* REQUIREMENT
Extract each line of the records below that contains the word "розовые".

* MATERIALS PROVIDED

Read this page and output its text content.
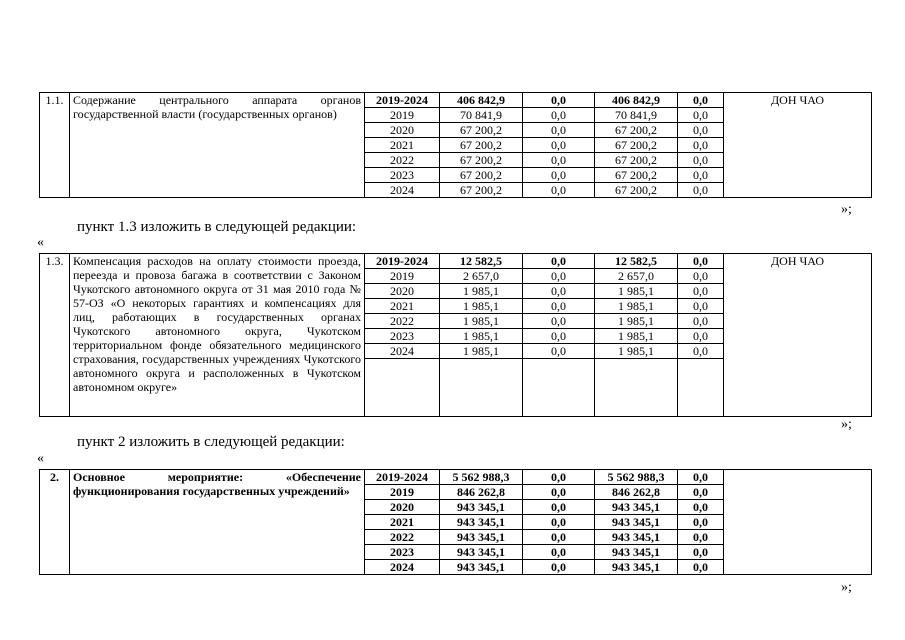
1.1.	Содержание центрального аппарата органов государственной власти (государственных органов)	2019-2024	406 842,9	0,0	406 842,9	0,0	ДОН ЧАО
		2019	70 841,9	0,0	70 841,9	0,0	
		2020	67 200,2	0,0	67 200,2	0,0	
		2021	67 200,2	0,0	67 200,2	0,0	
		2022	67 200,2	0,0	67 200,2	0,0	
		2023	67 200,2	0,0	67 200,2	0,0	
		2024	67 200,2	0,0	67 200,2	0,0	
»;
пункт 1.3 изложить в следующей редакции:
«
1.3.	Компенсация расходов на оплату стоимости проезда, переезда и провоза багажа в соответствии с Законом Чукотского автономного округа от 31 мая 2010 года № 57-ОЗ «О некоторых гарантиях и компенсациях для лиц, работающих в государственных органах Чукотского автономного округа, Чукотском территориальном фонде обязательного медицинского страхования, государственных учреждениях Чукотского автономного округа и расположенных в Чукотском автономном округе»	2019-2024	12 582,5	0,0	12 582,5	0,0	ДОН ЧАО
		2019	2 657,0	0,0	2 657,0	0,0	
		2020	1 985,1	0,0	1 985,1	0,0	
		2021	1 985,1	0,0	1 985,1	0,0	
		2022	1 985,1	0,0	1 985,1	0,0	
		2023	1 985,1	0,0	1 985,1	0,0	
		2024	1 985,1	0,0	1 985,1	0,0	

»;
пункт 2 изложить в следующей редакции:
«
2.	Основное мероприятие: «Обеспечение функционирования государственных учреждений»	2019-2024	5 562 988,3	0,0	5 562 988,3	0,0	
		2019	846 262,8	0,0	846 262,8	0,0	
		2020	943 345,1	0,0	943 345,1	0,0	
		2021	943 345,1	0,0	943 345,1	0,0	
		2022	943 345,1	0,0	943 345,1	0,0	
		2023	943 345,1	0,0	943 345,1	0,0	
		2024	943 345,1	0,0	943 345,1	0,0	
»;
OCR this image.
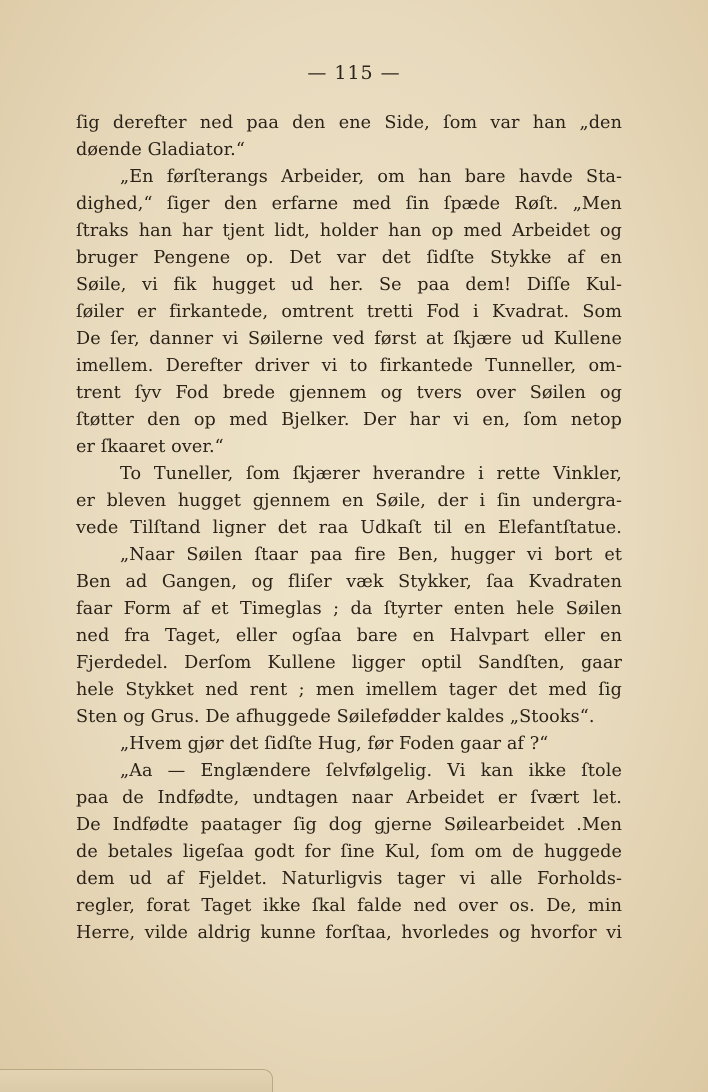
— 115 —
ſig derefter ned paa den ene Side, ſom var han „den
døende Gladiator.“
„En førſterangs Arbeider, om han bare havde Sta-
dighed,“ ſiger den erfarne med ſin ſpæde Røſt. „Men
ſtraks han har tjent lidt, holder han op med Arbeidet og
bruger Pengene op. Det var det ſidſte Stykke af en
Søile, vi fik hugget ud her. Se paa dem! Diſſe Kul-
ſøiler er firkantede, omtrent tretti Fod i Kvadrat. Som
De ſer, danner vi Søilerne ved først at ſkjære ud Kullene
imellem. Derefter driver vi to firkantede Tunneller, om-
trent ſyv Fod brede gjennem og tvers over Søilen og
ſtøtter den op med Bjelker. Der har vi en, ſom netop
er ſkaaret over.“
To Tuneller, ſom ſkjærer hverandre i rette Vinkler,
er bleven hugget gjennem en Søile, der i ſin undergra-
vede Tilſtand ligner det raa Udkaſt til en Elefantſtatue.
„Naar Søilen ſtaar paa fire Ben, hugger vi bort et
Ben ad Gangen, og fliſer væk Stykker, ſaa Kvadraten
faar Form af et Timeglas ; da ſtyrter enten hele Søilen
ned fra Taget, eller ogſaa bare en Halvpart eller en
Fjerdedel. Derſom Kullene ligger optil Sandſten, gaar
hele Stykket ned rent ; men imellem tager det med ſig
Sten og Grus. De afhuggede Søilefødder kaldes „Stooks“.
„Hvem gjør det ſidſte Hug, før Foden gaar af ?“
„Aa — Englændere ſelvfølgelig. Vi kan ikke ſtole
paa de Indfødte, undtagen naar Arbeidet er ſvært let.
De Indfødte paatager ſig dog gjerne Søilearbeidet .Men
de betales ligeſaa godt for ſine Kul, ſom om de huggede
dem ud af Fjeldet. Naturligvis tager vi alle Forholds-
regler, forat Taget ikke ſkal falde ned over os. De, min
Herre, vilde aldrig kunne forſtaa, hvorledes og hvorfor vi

* * *

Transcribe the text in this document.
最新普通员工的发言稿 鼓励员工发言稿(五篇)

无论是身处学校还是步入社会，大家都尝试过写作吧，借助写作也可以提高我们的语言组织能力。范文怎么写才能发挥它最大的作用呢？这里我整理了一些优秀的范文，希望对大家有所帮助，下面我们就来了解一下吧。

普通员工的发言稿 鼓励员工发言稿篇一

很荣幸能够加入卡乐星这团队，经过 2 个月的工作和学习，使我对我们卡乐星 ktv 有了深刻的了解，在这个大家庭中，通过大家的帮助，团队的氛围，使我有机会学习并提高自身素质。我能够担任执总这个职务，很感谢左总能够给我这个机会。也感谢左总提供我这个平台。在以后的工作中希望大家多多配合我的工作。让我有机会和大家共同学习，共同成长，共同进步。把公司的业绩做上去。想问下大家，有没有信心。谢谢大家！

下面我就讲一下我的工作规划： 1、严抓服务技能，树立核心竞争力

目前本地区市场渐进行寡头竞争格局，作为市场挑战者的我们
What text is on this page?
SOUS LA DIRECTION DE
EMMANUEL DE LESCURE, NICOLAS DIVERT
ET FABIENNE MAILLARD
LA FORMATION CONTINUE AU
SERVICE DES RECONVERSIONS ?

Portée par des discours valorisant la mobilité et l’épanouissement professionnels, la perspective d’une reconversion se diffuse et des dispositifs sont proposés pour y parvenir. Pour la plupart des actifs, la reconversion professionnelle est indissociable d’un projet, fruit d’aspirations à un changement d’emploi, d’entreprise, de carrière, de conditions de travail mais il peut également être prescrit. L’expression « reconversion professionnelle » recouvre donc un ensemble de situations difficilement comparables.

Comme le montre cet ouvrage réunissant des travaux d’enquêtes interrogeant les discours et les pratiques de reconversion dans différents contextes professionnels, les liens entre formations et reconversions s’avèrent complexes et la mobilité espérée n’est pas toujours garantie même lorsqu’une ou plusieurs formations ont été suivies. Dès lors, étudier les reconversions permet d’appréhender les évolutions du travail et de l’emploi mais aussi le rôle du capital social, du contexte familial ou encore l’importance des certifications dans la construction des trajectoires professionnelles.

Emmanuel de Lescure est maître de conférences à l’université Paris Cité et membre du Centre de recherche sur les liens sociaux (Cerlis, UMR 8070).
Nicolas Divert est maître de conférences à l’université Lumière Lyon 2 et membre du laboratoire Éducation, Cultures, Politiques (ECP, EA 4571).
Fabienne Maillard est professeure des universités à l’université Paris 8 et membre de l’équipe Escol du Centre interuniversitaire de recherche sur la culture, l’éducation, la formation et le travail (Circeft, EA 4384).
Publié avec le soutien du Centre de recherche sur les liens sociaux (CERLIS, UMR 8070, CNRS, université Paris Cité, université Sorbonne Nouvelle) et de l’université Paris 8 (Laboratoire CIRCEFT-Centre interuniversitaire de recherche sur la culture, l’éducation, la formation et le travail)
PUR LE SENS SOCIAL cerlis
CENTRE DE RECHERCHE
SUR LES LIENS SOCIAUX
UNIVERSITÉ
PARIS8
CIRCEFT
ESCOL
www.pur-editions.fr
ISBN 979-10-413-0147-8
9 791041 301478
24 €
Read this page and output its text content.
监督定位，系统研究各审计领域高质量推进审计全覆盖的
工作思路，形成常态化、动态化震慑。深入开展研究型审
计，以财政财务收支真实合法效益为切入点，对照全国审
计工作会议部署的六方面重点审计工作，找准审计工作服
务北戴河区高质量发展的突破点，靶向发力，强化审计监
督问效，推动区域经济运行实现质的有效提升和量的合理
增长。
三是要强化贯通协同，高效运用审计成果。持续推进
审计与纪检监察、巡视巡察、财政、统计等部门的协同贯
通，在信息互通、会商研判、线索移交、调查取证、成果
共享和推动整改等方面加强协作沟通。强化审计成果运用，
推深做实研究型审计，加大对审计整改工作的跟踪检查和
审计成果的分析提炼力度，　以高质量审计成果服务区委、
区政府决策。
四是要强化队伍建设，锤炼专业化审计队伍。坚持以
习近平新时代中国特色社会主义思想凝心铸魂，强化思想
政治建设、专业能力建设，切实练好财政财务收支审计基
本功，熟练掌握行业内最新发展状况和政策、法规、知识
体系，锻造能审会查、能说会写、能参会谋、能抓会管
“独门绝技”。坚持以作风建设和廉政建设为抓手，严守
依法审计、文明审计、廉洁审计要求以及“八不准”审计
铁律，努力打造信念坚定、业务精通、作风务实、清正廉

...

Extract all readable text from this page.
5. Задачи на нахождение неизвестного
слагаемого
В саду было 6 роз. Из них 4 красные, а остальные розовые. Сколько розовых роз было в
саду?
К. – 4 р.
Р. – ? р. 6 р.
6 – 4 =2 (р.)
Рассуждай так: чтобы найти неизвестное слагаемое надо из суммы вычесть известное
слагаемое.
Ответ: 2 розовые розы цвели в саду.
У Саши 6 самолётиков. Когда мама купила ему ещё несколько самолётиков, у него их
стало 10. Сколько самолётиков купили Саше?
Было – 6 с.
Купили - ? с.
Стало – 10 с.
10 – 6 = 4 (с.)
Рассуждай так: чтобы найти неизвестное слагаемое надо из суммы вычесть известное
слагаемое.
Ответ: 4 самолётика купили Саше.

* THE RESPONSE
В саду было 6 роз. Из них 4 красные, а остальные розовые. Сколько розовых роз было в
Ответ: 2 розовые розы цвели в саду.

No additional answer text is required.